Each entry must appear again exactly as it does in the source.

--- begin RECORDS PROVIDED ---

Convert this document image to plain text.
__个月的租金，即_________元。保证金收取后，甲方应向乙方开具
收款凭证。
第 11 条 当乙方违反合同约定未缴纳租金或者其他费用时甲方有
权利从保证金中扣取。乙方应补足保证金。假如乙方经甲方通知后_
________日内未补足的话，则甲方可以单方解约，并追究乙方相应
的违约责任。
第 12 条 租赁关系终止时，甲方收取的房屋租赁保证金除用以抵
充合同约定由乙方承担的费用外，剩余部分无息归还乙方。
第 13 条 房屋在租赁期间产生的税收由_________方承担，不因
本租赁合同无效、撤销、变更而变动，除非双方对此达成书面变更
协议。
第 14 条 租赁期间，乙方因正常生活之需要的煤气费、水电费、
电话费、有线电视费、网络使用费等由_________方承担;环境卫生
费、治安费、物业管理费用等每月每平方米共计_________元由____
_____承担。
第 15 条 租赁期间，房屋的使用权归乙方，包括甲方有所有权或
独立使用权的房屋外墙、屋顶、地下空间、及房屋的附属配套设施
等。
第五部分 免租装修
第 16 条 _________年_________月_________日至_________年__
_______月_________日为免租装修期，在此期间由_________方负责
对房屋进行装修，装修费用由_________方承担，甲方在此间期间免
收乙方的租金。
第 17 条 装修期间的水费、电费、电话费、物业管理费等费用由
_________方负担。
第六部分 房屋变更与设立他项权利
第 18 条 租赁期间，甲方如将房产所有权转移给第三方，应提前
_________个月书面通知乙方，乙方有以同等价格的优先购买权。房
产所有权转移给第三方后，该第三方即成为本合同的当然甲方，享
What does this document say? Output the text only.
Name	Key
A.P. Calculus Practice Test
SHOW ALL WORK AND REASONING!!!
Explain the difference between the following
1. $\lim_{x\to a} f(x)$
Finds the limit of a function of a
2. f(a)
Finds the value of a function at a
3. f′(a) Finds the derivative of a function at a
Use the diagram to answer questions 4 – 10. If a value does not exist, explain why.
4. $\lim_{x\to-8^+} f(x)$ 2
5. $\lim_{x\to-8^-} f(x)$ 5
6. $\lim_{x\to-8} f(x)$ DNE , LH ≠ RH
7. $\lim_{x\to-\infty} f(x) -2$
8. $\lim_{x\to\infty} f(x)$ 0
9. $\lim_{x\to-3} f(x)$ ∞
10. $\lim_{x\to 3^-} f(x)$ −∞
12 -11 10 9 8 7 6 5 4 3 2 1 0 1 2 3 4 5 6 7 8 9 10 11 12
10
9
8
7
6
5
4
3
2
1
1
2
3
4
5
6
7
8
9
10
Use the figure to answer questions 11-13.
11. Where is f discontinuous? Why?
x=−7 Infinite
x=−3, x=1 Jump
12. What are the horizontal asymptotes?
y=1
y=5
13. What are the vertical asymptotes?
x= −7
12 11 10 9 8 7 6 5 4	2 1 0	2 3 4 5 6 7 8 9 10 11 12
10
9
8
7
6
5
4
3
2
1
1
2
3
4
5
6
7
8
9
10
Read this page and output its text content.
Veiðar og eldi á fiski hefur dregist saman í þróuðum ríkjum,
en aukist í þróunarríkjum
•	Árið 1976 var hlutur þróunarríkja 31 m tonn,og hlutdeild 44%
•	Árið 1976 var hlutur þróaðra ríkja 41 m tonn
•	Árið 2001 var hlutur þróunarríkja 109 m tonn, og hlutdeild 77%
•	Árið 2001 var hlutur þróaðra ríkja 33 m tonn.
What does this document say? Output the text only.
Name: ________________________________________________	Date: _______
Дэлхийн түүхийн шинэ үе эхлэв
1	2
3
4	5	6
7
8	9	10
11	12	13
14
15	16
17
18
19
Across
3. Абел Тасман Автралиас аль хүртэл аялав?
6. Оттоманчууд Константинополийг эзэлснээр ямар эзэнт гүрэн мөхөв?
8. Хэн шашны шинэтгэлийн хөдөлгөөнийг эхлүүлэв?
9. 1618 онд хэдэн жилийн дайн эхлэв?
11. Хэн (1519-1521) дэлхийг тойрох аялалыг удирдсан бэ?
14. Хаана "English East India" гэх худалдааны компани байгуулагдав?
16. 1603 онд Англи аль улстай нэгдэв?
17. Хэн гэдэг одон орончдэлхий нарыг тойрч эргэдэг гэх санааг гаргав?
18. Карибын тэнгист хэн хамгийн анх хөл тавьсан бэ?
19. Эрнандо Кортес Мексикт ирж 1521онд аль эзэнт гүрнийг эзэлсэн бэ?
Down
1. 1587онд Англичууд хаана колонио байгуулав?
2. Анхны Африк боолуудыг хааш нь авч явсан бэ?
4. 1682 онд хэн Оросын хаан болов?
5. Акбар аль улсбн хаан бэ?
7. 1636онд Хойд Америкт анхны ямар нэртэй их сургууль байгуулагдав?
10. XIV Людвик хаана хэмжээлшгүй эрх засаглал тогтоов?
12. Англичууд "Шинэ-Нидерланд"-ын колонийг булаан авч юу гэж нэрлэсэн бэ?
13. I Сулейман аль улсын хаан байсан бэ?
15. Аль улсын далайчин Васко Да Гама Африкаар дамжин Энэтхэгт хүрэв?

--- end RECORDS PROVIDED ---

> SOLVED EXERCISE:
Convert this document image to plain text.
__个月的租金，即_________元。保证金收取后，甲方应向乙方开具
收款凭证。
第 11 条 当乙方违反合同约定未缴纳租金或者其他费用时甲方有
权利从保证金中扣取。乙方应补足保证金。假如乙方经甲方通知后_
________日内未补足的话，则甲方可以单方解约，并追究乙方相应
的违约责任。
第 12 条 租赁关系终止时，甲方收取的房屋租赁保证金除用以抵
充合同约定由乙方承担的费用外，剩余部分无息归还乙方。
第 13 条 房屋在租赁期间产生的税收由_________方承担，不因
本租赁合同无效、撤销、变更而变动，除非双方对此达成书面变更
协议。
第 14 条 租赁期间，乙方因正常生活之需要的煤气费、水电费、
电话费、有线电视费、网络使用费等由_________方承担;环境卫生
费、治安费、物业管理费用等每月每平方米共计_________元由____
_____承担。
第 15 条 租赁期间，房屋的使用权归乙方，包括甲方有所有权或
独立使用权的房屋外墙、屋顶、地下空间、及房屋的附属配套设施
等。
第五部分 免租装修
第 16 条 _________年_________月_________日至_________年__
_______月_________日为免租装修期，在此期间由_________方负责
对房屋进行装修，装修费用由_________方承担，甲方在此间期间免
收乙方的租金。
第 17 条 装修期间的水费、电费、电话费、物业管理费等费用由
_________方负担。
第六部分 房屋变更与设立他项权利
第 18 条 租赁期间，甲方如将房产所有权转移给第三方，应提前
_________个月书面通知乙方，乙方有以同等价格的优先购买权。房
产所有权转移给第三方后，该第三方即成为本合同的当然甲方，享
What does this document say? Output the text only.
Name	Key
A.P. Calculus Practice Test
SHOW ALL WORK AND REASONING!!!
Explain the difference between the following
1. $\lim_{x\to a} f(x)$
Finds the limit of a function of a
2. f(a)
Finds the value of a function at a
3. f′(a) Finds the derivative of a function at a
Use the diagram to answer questions 4 – 10. If a value does not exist, explain why.
4. $\lim_{x\to-8^+} f(x)$ 2
5. $\lim_{x\to-8^-} f(x)$ 5
6. $\lim_{x\to-8} f(x)$ DNE , LH ≠ RH
7. $\lim_{x\to-\infty} f(x) -2$
8. $\lim_{x\to\infty} f(x)$ 0
9. $\lim_{x\to-3} f(x)$ ∞
10. $\lim_{x\to 3^-} f(x)$ −∞
12 -11 10 9 8 7 6 5 4 3 2 1 0 1 2 3 4 5 6 7 8 9 10 11 12
10
9
8
7
6
5
4
3
2
1
1
2
3
4
5
6
7
8
9
10
Use the figure to answer questions 11-13.
11. Where is f discontinuous? Why?
x=−7 Infinite
x=−3, x=1 Jump
12. What are the horizontal asymptotes?
y=1
y=5
13. What are the vertical asymptotes?
x= −7
12 11 10 9 8 7 6 5 4	2 1 0	2 3 4 5 6 7 8 9 10 11 12
10
9
8
7
6
5
4
3
2
1
1
2
3
4
5
6
7
8
9
10
Read this page and output its text content.
Veiðar og eldi á fiski hefur dregist saman í þróuðum ríkjum,
en aukist í þróunarríkjum
•	Árið 1976 var hlutur þróunarríkja 31 m tonn,og hlutdeild 44%
•	Árið 1976 var hlutur þróaðra ríkja 41 m tonn
•	Árið 2001 var hlutur þróunarríkja 109 m tonn, og hlutdeild 77%
•	Árið 2001 var hlutur þróaðra ríkja 33 m tonn.
What does this document say? Output the text only.
Name: ________________________________________________	Date: _______
Дэлхийн түүхийн шинэ үе эхлэв
1	2
3
4	5	6
7
8	9	10
11	12	13
14
15	16
17
18
19
Across
3. Абел Тасман Автралиас аль хүртэл аялав?
6. Оттоманчууд Константинополийг эзэлснээр ямар эзэнт гүрэн мөхөв?
8. Хэн шашны шинэтгэлийн хөдөлгөөнийг эхлүүлэв?
9. 1618 онд хэдэн жилийн дайн эхлэв?
11. Хэн (1519-1521) дэлхийг тойрох аялалыг удирдсан бэ?
14. Хаана "English East India" гэх худалдааны компани байгуулагдав?
16. 1603 онд Англи аль улстай нэгдэв?
17. Хэн гэдэг одон орончдэлхий нарыг тойрч эргэдэг гэх санааг гаргав?
18. Карибын тэнгист хэн хамгийн анх хөл тавьсан бэ?
19. Эрнандо Кортес Мексикт ирж 1521онд аль эзэнт гүрнийг эзэлсэн бэ?
Down
1. 1587онд Англичууд хаана колонио байгуулав?
2. Анхны Африк боолуудыг хааш нь авч явсан бэ?
4. 1682 онд хэн Оросын хаан болов?
5. Акбар аль улсбн хаан бэ?
7. 1636онд Хойд Америкт анхны ямар нэртэй их сургууль байгуулагдав?
10. XIV Людвик хаана хэмжээлшгүй эрх засаглал тогтоов?
12. Англичууд "Шинэ-Нидерланд"-ын колонийг булаан авч юу гэж нэрлэсэн бэ?
13. I Сулейман аль улсын хаан байсан бэ?
15. Аль улсын далайчин Васко Да Гама Африкаар дамжин Энэтхэгт хүрэв?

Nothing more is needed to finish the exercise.